* LISTED RECORDS *
▬▬▬

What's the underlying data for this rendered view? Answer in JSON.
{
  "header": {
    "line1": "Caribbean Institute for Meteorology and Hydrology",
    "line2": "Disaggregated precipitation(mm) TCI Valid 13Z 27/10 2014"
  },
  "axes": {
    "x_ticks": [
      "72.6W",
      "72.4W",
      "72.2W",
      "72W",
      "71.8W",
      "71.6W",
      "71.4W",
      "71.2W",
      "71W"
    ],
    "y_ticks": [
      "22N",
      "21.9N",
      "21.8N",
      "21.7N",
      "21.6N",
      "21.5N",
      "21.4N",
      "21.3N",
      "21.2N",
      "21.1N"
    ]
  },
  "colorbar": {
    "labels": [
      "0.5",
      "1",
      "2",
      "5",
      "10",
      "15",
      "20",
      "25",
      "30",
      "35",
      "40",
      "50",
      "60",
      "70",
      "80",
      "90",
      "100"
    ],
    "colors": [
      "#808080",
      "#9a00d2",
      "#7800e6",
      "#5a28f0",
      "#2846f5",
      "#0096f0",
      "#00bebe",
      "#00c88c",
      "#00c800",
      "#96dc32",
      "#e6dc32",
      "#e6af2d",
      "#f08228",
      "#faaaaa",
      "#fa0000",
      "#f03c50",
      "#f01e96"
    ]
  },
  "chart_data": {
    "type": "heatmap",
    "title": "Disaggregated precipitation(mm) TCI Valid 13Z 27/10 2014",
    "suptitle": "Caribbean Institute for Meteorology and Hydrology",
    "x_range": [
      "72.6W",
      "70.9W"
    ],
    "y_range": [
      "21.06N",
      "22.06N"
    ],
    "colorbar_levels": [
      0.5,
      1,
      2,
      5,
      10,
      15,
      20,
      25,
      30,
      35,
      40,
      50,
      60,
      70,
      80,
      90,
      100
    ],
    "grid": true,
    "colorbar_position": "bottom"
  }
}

▬▬▬

* EXERCISE REQUIREMENTS *
Pick out all lines from the data above in which the word "Institute" appears.

* OUTPUT BELOW *
    "line1": "Caribbean Institute for Meteorology and Hydrology",
    "suptitle": "Caribbean Institute for Meteorology and Hydrology",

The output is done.